BEGIN GIVEN RECORDS
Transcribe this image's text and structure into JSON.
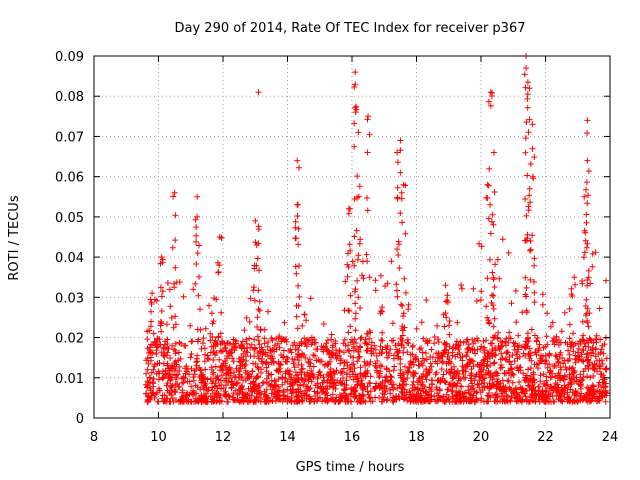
{
  "chart_data": {
    "type": "scatter",
    "title": "Day 290 of 2014, Rate Of TEC Index for receiver p367",
    "xlabel": "GPS time / hours",
    "ylabel": "ROTI / TECUs",
    "xlim": [
      8,
      24
    ],
    "ylim": [
      0,
      0.09
    ],
    "xticks": [
      8,
      10,
      12,
      14,
      16,
      18,
      20,
      22,
      24
    ],
    "yticks": [
      0,
      0.01,
      0.02,
      0.03,
      0.04,
      0.05,
      0.06,
      0.07,
      0.08,
      0.09
    ],
    "xtick_labels": [
      "8",
      "10",
      "12",
      "14",
      "16",
      "18",
      "20",
      "22",
      "24"
    ],
    "ytick_labels": [
      "0",
      "0.01",
      "0.02",
      "0.03",
      "0.04",
      "0.05",
      "0.06",
      "0.07",
      "0.08",
      "0.09"
    ],
    "grid": true,
    "marker": "+",
    "color": "#ff0000",
    "series": [
      {
        "name": "ROTI",
        "x_range": [
          9.6,
          23.9
        ],
        "baseline_band": [
          0.004,
          0.02
        ],
        "notable_peaks": [
          {
            "x": 9.8,
            "y": 0.031
          },
          {
            "x": 10.1,
            "y": 0.04
          },
          {
            "x": 10.5,
            "y": 0.056
          },
          {
            "x": 11.2,
            "y": 0.055
          },
          {
            "x": 11.9,
            "y": 0.045
          },
          {
            "x": 13.1,
            "y": 0.081
          },
          {
            "x": 13.0,
            "y": 0.049
          },
          {
            "x": 14.3,
            "y": 0.064
          },
          {
            "x": 14.3,
            "y": 0.053
          },
          {
            "x": 15.9,
            "y": 0.052
          },
          {
            "x": 16.1,
            "y": 0.086
          },
          {
            "x": 16.1,
            "y": 0.083
          },
          {
            "x": 16.2,
            "y": 0.071
          },
          {
            "x": 16.5,
            "y": 0.075
          },
          {
            "x": 17.5,
            "y": 0.069
          },
          {
            "x": 17.4,
            "y": 0.066
          },
          {
            "x": 17.6,
            "y": 0.058
          },
          {
            "x": 18.9,
            "y": 0.033
          },
          {
            "x": 20.3,
            "y": 0.081
          },
          {
            "x": 20.4,
            "y": 0.066
          },
          {
            "x": 20.2,
            "y": 0.058
          },
          {
            "x": 21.4,
            "y": 0.09
          },
          {
            "x": 21.4,
            "y": 0.087
          },
          {
            "x": 21.5,
            "y": 0.082
          },
          {
            "x": 21.6,
            "y": 0.073
          },
          {
            "x": 23.3,
            "y": 0.074
          },
          {
            "x": 23.3,
            "y": 0.064
          },
          {
            "x": 23.2,
            "y": 0.055
          }
        ]
      }
    ]
  }
}
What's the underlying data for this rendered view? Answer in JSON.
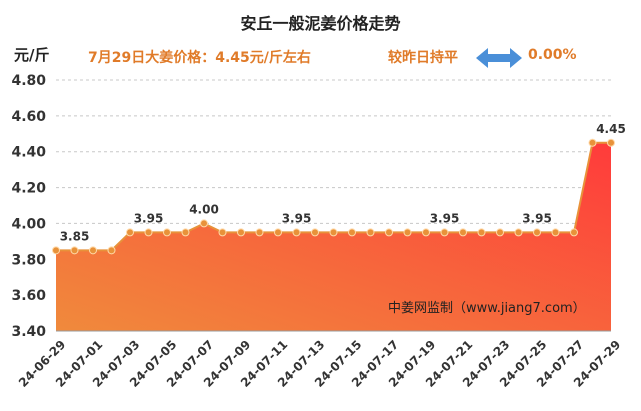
{
  "header": {
    "title": "安丘一般泥姜价格走势",
    "unit": "元/斤",
    "price_info": "7月29日大姜价格：4.45元/斤左右",
    "change_label": "较昨日持平",
    "change_value": "0.00%",
    "arrow_icon": "double-arrow-icon"
  },
  "watermark": "中姜网监制（www.jiang7.com）",
  "colors": {
    "line": "#e8923a",
    "fill_top": "#ff3b3b",
    "fill_bottom": "#f08a3c",
    "accent_text": "#e07b29",
    "arrow": "#4a8fd8"
  },
  "chart_data": {
    "type": "area",
    "ylabel": "元/斤",
    "ylim": [
      3.4,
      4.8
    ],
    "yticks": [
      "3.40",
      "3.60",
      "3.80",
      "4.00",
      "4.20",
      "4.40",
      "4.60",
      "4.80"
    ],
    "x": [
      "24-06-29",
      "24-06-30",
      "24-07-01",
      "24-07-02",
      "24-07-03",
      "24-07-04",
      "24-07-05",
      "24-07-06",
      "24-07-07",
      "24-07-08",
      "24-07-09",
      "24-07-10",
      "24-07-11",
      "24-07-12",
      "24-07-13",
      "24-07-14",
      "24-07-15",
      "24-07-16",
      "24-07-17",
      "24-07-18",
      "24-07-19",
      "24-07-20",
      "24-07-21",
      "24-07-22",
      "24-07-23",
      "24-07-24",
      "24-07-25",
      "24-07-26",
      "24-07-27",
      "24-07-28",
      "24-07-29"
    ],
    "xtick_labels": [
      "24-06-29",
      "24-07-01",
      "24-07-03",
      "24-07-05",
      "24-07-07",
      "24-07-09",
      "24-07-11",
      "24-07-13",
      "24-07-15",
      "24-07-17",
      "24-07-19",
      "24-07-21",
      "24-07-23",
      "24-07-25",
      "24-07-27",
      "24-07-29"
    ],
    "values": [
      3.85,
      3.85,
      3.85,
      3.85,
      3.95,
      3.95,
      3.95,
      3.95,
      4.0,
      3.95,
      3.95,
      3.95,
      3.95,
      3.95,
      3.95,
      3.95,
      3.95,
      3.95,
      3.95,
      3.95,
      3.95,
      3.95,
      3.95,
      3.95,
      3.95,
      3.95,
      3.95,
      3.95,
      3.95,
      4.45,
      4.45
    ],
    "data_labels": [
      {
        "index": 1,
        "text": "3.85"
      },
      {
        "index": 5,
        "text": "3.95"
      },
      {
        "index": 8,
        "text": "4.00"
      },
      {
        "index": 13,
        "text": "3.95"
      },
      {
        "index": 21,
        "text": "3.95"
      },
      {
        "index": 26,
        "text": "3.95"
      },
      {
        "index": 30,
        "text": "4.45"
      }
    ],
    "grid": true
  }
}
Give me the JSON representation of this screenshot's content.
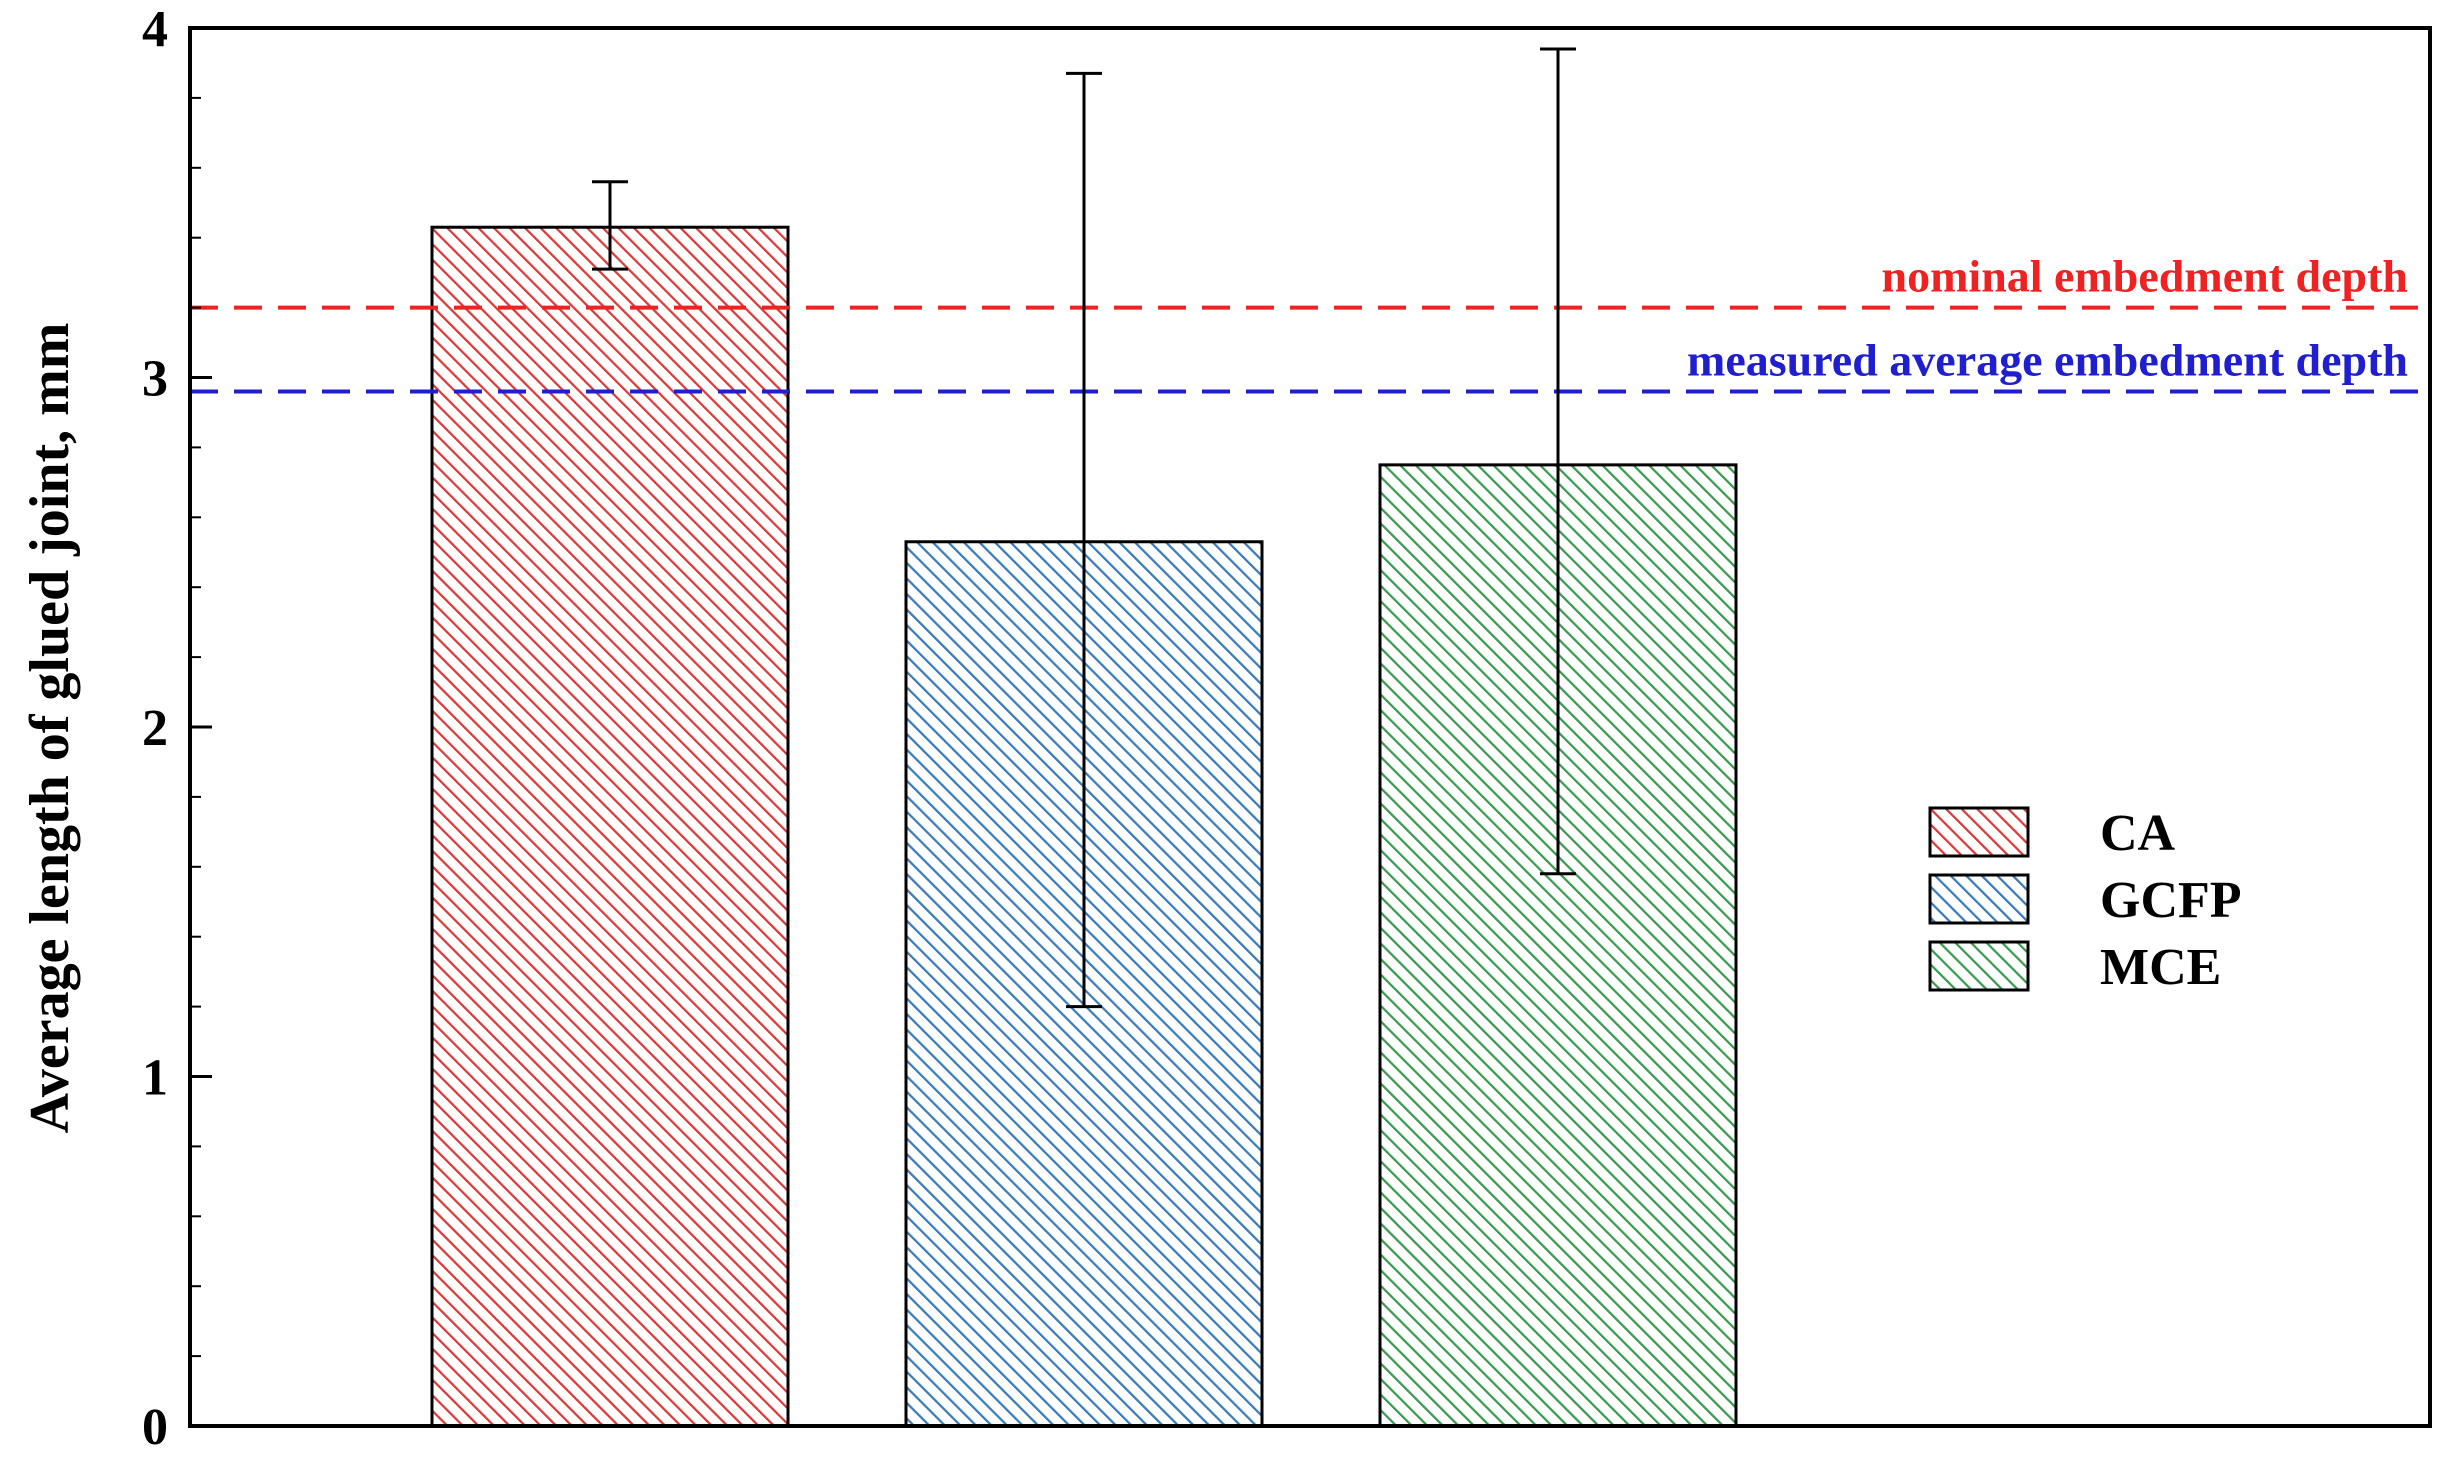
END GIVEN RECORDS
DIRECTIONS FOR THIS TASK: Using the data above, write out every line exactly, leaving the images behind.

OUTPUT:
Transcribe this image's text and structure into JSON.
{
  "chart_data": {
    "type": "scatter",
    "title": "Day 290 of 2014, Rate Of TEC Index for receiver p367",
    "xlabel": "GPS time / hours",
    "ylabel": "ROTI / TECUs",
    "xlim": [
      8,
      24
    ],
    "ylim": [
      0,
      0.09
    ],
    "xticks": [
      8,
      10,
      12,
      14,
      16,
      18,
      20,
      22,
      24
    ],
    "yticks": [
      0,
      0.01,
      0.02,
      0.03,
      0.04,
      0.05,
      0.06,
      0.07,
      0.08,
      0.09
    ],
    "xtick_labels": [
      "8",
      "10",
      "12",
      "14",
      "16",
      "18",
      "20",
      "22",
      "24"
    ],
    "ytick_labels": [
      "0",
      "0.01",
      "0.02",
      "0.03",
      "0.04",
      "0.05",
      "0.06",
      "0.07",
      "0.08",
      "0.09"
    ],
    "grid": true,
    "marker": "+",
    "color": "#ff0000",
    "series": [
      {
        "name": "ROTI",
        "x_range": [
          9.6,
          23.9
        ],
        "baseline_band": [
          0.004,
          0.02
        ],
        "notable_peaks": [
          {
            "x": 9.8,
            "y": 0.031
          },
          {
            "x": 10.1,
            "y": 0.04
          },
          {
            "x": 10.5,
            "y": 0.056
          },
          {
            "x": 11.2,
            "y": 0.055
          },
          {
            "x": 11.9,
            "y": 0.045
          },
          {
            "x": 13.1,
            "y": 0.081
          },
          {
            "x": 13.0,
            "y": 0.049
          },
          {
            "x": 14.3,
            "y": 0.064
          },
          {
            "x": 14.3,
            "y": 0.053
          },
          {
            "x": 15.9,
            "y": 0.052
          },
          {
            "x": 16.1,
            "y": 0.086
          },
          {
            "x": 16.1,
            "y": 0.083
          },
          {
            "x": 16.2,
            "y": 0.071
          },
          {
            "x": 16.5,
            "y": 0.075
          },
          {
            "x": 17.5,
            "y": 0.069
          },
          {
            "x": 17.4,
            "y": 0.066
          },
          {
            "x": 17.6,
            "y": 0.058
          },
          {
            "x": 18.9,
            "y": 0.033
          },
          {
            "x": 20.3,
            "y": 0.081
          },
          {
            "x": 20.4,
            "y": 0.066
          },
          {
            "x": 20.2,
            "y": 0.058
          },
          {
            "x": 21.4,
            "y": 0.09
          },
          {
            "x": 21.4,
            "y": 0.087
          },
          {
            "x": 21.5,
            "y": 0.082
          },
          {
            "x": 21.6,
            "y": 0.073
          },
          {
            "x": 23.3,
            "y": 0.074
          },
          {
            "x": 23.3,
            "y": 0.064
          },
          {
            "x": 23.2,
            "y": 0.055
          }
        ]
      }
    ]
  }
}
What's the underlying data for this rendered view? Answer in JSON.
{
  "header": {
    "title": "安丘一般泥姜价格走势",
    "unit": "元/斤",
    "price_info": "7月29日大姜价格：4.45元/斤左右",
    "change_label": "较昨日持平",
    "change_value": "0.00%",
    "arrow_icon": "double-arrow-icon"
  },
  "watermark": "中姜网监制（www.jiang7.com）",
  "colors": {
    "line": "#e8923a",
    "fill_top": "#ff3b3b",
    "fill_bottom": "#f08a3c",
    "accent_text": "#e07b29",
    "arrow": "#4a8fd8"
  },
  "chart_data": {
    "type": "area",
    "ylabel": "元/斤",
    "ylim": [
      3.4,
      4.8
    ],
    "yticks": [
      "3.40",
      "3.60",
      "3.80",
      "4.00",
      "4.20",
      "4.40",
      "4.60",
      "4.80"
    ],
    "x": [
      "24-06-29",
      "24-06-30",
      "24-07-01",
      "24-07-02",
      "24-07-03",
      "24-07-04",
      "24-07-05",
      "24-07-06",
      "24-07-07",
      "24-07-08",
      "24-07-09",
      "24-07-10",
      "24-07-11",
      "24-07-12",
      "24-07-13",
      "24-07-14",
      "24-07-15",
      "24-07-16",
      "24-07-17",
      "24-07-18",
      "24-07-19",
      "24-07-20",
      "24-07-21",
      "24-07-22",
      "24-07-23",
      "24-07-24",
      "24-07-25",
      "24-07-26",
      "24-07-27",
      "24-07-28",
      "24-07-29"
    ],
    "xtick_labels": [
      "24-06-29",
      "24-07-01",
      "24-07-03",
      "24-07-05",
      "24-07-07",
      "24-07-09",
      "24-07-11",
      "24-07-13",
      "24-07-15",
      "24-07-17",
      "24-07-19",
      "24-07-21",
      "24-07-23",
      "24-07-25",
      "24-07-27",
      "24-07-29"
    ],
    "values": [
      3.85,
      3.85,
      3.85,
      3.85,
      3.95,
      3.95,
      3.95,
      3.95,
      4.0,
      3.95,
      3.95,
      3.95,
      3.95,
      3.95,
      3.95,
      3.95,
      3.95,
      3.95,
      3.95,
      3.95,
      3.95,
      3.95,
      3.95,
      3.95,
      3.95,
      3.95,
      3.95,
      3.95,
      3.95,
      4.45,
      4.45
    ],
    "data_labels": [
      {
        "index": 1,
        "text": "3.85"
      },
      {
        "index": 5,
        "text": "3.95"
      },
      {
        "index": 8,
        "text": "4.00"
      },
      {
        "index": 13,
        "text": "3.95"
      },
      {
        "index": 21,
        "text": "3.95"
      },
      {
        "index": 26,
        "text": "3.95"
      },
      {
        "index": 30,
        "text": "4.45"
      }
    ],
    "grid": true
  }
}
Give me the JSON representation of this screenshot's content.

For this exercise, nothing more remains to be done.